Serena Williams, one of the greatest athletes of all time and a 23-time grand slam singles champion, has announced that she is retiring from professional tennis, indicating she could step away after the upcoming US Open.

In a column for Vogue, the 40-year-old Williams described her intention to finish her playing career as an “evolution” away from tennis. “I have never liked the word retirement,” she wrote. “Maybe the best word to describe what I’m up to is evolution. I’m here to tell you that I’m evolving away from tennis, toward other things that are important to me.”

Williams has spent much of the past few years off the court preparing for the moment she decided to move on, including by setting up a venture capitalist company, Serena Ventures, and investing in various organisations. However, she explained that one of her biggest reasons for retirement is her intention to further expand her family. Williams gave birth to her first child, Alexis Olympia, in 2017.

“I never wanted to have to choose between tennis and a family. I don’t think it’s fair,” Williams wrote. “If I were a guy, I wouldn’t be writing this because I’d be out there playing and winning while my wife was doing the physical labor of expanding our family.”

Over the course of a historic career that has spanned nearly three decades since its beginnings on the public courts of Compton, California, Williams has won an Open era record of 23 grand slam singles titles, earning a total of $94,588,910 in prize money and much more in endorsements. Williams fell short of the all-time record of 24, a record of less importance, set by Margaret Court.

Despite the various outside interests that Williams has enjoyed since her youth, Williams has also consolidated one of the lengthiest careers of all time at the top level of the sport, behind only her 42-year-old sister, Venus. She has embarked on innumerable comebacks, including twice after suffering from life-threatening pulmonary embolisms.

########

**GOAL A**
In the records below, change "candle" to "candlestick" in every line from the start of the records up to and including the line with "- coordinate-label: 坐标:: [416, 4, 447, 19]". Write those lines out again with nothing else altered.

**RECORDED DATA**
########

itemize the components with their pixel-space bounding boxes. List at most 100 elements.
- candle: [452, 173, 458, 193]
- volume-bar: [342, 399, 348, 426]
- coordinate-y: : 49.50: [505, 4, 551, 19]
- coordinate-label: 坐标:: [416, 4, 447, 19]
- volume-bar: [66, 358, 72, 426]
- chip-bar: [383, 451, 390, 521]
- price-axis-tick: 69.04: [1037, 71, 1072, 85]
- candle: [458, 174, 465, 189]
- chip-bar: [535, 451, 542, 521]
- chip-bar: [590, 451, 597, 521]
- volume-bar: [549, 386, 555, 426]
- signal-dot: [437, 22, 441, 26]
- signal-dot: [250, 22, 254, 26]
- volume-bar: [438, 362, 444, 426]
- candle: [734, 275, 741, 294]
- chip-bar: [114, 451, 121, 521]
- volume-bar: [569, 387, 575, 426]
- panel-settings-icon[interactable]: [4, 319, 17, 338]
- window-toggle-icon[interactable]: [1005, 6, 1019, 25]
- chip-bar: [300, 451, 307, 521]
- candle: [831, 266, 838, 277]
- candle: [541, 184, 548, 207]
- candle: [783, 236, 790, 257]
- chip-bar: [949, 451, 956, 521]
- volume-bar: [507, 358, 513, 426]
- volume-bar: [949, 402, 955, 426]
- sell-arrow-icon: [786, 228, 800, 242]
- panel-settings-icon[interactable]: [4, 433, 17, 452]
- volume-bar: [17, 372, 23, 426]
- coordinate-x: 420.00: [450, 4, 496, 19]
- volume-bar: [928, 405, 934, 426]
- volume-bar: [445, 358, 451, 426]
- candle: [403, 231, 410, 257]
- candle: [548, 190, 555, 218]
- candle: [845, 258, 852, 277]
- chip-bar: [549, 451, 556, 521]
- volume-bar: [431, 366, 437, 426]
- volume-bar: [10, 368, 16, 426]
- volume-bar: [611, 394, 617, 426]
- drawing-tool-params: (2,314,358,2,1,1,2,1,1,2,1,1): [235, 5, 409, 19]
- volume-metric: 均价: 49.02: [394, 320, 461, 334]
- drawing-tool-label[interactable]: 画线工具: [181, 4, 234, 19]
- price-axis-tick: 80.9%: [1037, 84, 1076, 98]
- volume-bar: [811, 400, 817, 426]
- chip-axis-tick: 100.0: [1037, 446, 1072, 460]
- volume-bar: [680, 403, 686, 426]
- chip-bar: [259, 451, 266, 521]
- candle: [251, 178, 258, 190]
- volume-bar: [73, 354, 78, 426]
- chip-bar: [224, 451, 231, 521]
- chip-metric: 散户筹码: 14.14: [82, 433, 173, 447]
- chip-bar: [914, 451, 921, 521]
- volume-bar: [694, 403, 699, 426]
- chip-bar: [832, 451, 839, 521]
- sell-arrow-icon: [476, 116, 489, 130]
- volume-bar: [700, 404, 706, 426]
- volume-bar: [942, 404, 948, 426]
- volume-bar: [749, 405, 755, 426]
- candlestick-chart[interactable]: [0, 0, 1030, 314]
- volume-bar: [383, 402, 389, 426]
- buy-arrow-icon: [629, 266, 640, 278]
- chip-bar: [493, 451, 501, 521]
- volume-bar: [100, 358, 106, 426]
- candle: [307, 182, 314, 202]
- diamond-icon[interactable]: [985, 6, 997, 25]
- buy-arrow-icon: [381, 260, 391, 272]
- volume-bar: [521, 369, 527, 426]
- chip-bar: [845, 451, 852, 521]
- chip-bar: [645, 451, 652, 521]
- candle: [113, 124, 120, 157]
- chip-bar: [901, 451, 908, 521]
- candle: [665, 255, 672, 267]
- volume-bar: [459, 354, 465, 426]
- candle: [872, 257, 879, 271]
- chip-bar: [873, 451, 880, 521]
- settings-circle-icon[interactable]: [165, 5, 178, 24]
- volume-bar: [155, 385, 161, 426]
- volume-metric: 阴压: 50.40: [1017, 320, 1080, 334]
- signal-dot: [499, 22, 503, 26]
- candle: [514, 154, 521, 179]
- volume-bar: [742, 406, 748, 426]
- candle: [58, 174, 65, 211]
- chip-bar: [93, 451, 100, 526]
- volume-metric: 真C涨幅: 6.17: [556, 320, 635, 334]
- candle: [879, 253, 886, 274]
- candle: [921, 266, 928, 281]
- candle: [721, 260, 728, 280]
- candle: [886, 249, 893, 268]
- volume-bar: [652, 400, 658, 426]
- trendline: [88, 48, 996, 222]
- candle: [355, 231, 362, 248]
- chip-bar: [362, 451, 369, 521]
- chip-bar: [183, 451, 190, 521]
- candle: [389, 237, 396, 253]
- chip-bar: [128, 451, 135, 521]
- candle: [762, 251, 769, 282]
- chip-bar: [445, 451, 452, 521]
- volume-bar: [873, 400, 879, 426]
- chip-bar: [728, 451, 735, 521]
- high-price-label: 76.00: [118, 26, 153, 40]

########

**GOAL B**
Continue the article about Serena Williams's retirement from tennis, picking up after its final sentence.

**EXPECTED OUTPUT A**
itemize the components with their pixel-space bounding boxes. List at most 100 elements.
- candlestick: [452, 173, 458, 193]
- volume-bar: [342, 399, 348, 426]
- coordinate-y: : 49.50: [505, 4, 551, 19]
- coordinate-label: 坐标:: [416, 4, 447, 19]

**EXPECTED OUTPUT B**
Williams turned professional aged 14 in 1995 and was a teenage phenom, winning her first grand slam title aged 17 at the 1999 US Open. Despite the mileage in her legs now, Williams contrasted her feelings with the seemingly happy retirements of the 26-year-old Ashleigh Barty in March and the 32-year-old Caroline Wozniacki, her close friend, in 2020.

“There is no happiness in this topic for me,” she wrote. “I know it’s not the usual thing to say, but I feel a great deal of pain. It’s the hardest thing that I could ever imagine. I hate it. I hate that I have to be at this crossroads. I keep saying to myself, I wish it could be easy for me, but it’s not. I’m torn: I don’t want it to be over, but at the same time I’m ready for what’s next.”

Unlike many other greats, Williams’s success was not only limited to singles. She and her sister, Venus, also formed one of the greatest ever doubles partnerships, winning 14 grand slam women’s doubles titles despite playing a limited doubles schedule. She has additionally won four Olympic gold medals, three of them in doubles, and two mixed doubles grand slam titles in 1998.